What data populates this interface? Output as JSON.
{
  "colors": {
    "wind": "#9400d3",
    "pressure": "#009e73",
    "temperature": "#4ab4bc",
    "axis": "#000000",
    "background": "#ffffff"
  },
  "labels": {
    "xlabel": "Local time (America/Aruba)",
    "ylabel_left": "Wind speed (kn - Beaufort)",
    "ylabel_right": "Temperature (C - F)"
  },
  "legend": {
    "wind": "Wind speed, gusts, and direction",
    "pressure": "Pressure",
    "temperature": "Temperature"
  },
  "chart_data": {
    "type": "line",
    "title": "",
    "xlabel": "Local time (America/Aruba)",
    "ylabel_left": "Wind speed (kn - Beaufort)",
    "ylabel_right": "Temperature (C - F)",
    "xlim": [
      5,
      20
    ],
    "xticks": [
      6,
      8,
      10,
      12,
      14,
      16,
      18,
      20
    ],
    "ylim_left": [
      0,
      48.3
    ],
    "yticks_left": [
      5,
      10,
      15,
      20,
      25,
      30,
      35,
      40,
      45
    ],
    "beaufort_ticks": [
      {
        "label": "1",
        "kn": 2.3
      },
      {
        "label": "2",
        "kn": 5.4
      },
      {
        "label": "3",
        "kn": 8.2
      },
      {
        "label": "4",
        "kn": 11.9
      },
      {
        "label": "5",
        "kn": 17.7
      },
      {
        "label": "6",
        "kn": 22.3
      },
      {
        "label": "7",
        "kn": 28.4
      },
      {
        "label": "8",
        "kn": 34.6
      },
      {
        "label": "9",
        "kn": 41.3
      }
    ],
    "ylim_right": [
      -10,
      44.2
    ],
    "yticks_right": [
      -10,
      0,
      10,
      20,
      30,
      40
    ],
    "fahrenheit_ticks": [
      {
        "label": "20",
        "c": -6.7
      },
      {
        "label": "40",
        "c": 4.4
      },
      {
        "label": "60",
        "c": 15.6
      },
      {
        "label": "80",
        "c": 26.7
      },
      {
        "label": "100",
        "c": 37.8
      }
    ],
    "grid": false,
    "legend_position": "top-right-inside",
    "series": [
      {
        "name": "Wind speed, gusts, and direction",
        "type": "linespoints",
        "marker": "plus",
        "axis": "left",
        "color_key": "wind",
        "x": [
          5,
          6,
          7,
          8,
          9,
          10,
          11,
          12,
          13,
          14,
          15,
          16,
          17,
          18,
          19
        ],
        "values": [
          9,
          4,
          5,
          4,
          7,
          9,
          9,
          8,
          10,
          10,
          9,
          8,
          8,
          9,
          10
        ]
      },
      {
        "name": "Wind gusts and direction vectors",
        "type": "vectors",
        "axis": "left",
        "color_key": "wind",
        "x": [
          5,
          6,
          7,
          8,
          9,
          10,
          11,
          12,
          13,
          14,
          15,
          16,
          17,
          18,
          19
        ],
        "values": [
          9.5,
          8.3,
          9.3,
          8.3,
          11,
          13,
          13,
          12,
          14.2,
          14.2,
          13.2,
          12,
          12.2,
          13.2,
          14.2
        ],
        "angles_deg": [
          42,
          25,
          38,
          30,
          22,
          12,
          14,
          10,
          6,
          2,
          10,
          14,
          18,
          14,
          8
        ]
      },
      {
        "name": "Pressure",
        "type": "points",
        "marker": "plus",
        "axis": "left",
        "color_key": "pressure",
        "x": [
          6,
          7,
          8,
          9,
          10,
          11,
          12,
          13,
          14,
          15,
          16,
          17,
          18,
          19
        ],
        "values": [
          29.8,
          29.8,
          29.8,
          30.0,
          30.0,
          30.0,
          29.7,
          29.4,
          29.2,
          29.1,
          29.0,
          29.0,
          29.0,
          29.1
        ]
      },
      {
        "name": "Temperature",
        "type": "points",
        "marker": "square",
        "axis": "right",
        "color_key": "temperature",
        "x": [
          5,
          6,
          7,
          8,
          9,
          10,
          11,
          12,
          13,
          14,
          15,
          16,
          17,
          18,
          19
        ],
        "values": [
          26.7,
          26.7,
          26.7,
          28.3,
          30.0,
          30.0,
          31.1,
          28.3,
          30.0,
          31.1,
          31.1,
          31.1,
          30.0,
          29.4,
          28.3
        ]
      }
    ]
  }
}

* * *

All the entries above need to be reproduced exactly.

What data populates this interface? Output as JSON.
{
  "colors": {
    "wind": "#9400d3",
    "pressure": "#009e73",
    "temperature": "#4ab4bc",
    "axis": "#000000",
    "background": "#ffffff"
  },
  "labels": {
    "xlabel": "Local time (America/Aruba)",
    "ylabel_left": "Wind speed (kn - Beaufort)",
    "ylabel_right": "Temperature (C - F)"
  },
  "legend": {
    "wind": "Wind speed, gusts, and direction",
    "pressure": "Pressure",
    "temperature": "Temperature"
  },
  "chart_data": {
    "type": "line",
    "title": "",
    "xlabel": "Local time (America/Aruba)",
    "ylabel_left": "Wind speed (kn - Beaufort)",
    "ylabel_right": "Temperature (C - F)",
    "xlim": [
      5,
      20
    ],
    "xticks": [
      6,
      8,
      10,
      12,
      14,
      16,
      18,
      20
    ],
    "ylim_left": [
      0,
      48.3
    ],
    "yticks_left": [
      5,
      10,
      15,
      20,
      25,
      30,
      35,
      40,
      45
    ],
    "beaufort_ticks": [
      {
        "label": "1",
        "kn": 2.3
      },
      {
        "label": "2",
        "kn": 5.4
      },
      {
        "label": "3",
        "kn": 8.2
      },
      {
        "label": "4",
        "kn": 11.9
      },
      {
        "label": "5",
        "kn": 17.7
      },
      {
        "label": "6",
        "kn": 22.3
      },
      {
        "label": "7",
        "kn": 28.4
      },
      {
        "label": "8",
        "kn": 34.6
      },
      {
        "label": "9",
        "kn": 41.3
      }
    ],
    "ylim_right": [
      -10,
      44.2
    ],
    "yticks_right": [
      -10,
      0,
      10,
      20,
      30,
      40
    ],
    "fahrenheit_ticks": [
      {
        "label": "20",
        "c": -6.7
      },
      {
        "label": "40",
        "c": 4.4
      },
      {
        "label": "60",
        "c": 15.6
      },
      {
        "label": "80",
        "c": 26.7
      },
      {
        "label": "100",
        "c": 37.8
      }
    ],
    "grid": false,
    "legend_position": "top-right-inside",
    "series": [
      {
        "name": "Wind speed, gusts, and direction",
        "type": "linespoints",
        "marker": "plus",
        "axis": "left",
        "color_key": "wind",
        "x": [
          5,
          6,
          7,
          8,
          9,
          10,
          11,
          12,
          13,
          14,
          15,
          16,
          17,
          18,
          19
        ],
        "values": [
          9,
          4,
          5,
          4,
          7,
          9,
          9,
          8,
          10,
          10,
          9,
          8,
          8,
          9,
          10
        ]
      },
      {
        "name": "Wind gusts and direction vectors",
        "type": "vectors",
        "axis": "left",
        "color_key": "wind",
        "x": [
          5,
          6,
          7,
          8,
          9,
          10,
          11,
          12,
          13,
          14,
          15,
          16,
          17,
          18,
          19
        ],
        "values": [
          9.5,
          8.3,
          9.3,
          8.3,
          11,
          13,
          13,
          12,
          14.2,
          14.2,
          13.2,
          12,
          12.2,
          13.2,
          14.2
        ],
        "angles_deg": [
          42,
          25,
          38,
          30,
          22,
          12,
          14,
          10,
          6,
          2,
          10,
          14,
          18,
          14,
          8
        ]
      },
      {
        "name": "Pressure",
        "type": "points",
        "marker": "plus",
        "axis": "left",
        "color_key": "pressure",
        "x": [
          6,
          7,
          8,
          9,
          10,
          11,
          12,
          13,
          14,
          15,
          16,
          17,
          18,
          19
        ],
        "values": [
          29.8,
          29.8,
          29.8,
          30.0,
          30.0,
          30.0,
          29.7,
          29.4,
          29.2,
          29.1,
          29.0,
          29.0,
          29.0,
          29.1
        ]
      },
      {
        "name": "Temperature",
        "type": "points",
        "marker": "square",
        "axis": "right",
        "color_key": "temperature",
        "x": [
          5,
          6,
          7,
          8,
          9,
          10,
          11,
          12,
          13,
          14,
          15,
          16,
          17,
          18,
          19
        ],
        "values": [
          26.7,
          26.7,
          26.7,
          28.3,
          30.0,
          30.0,
          31.1,
          28.3,
          30.0,
          31.1,
          31.1,
          31.1,
          30.0,
          29.4,
          28.3
        ]
      }
    ]
  }
}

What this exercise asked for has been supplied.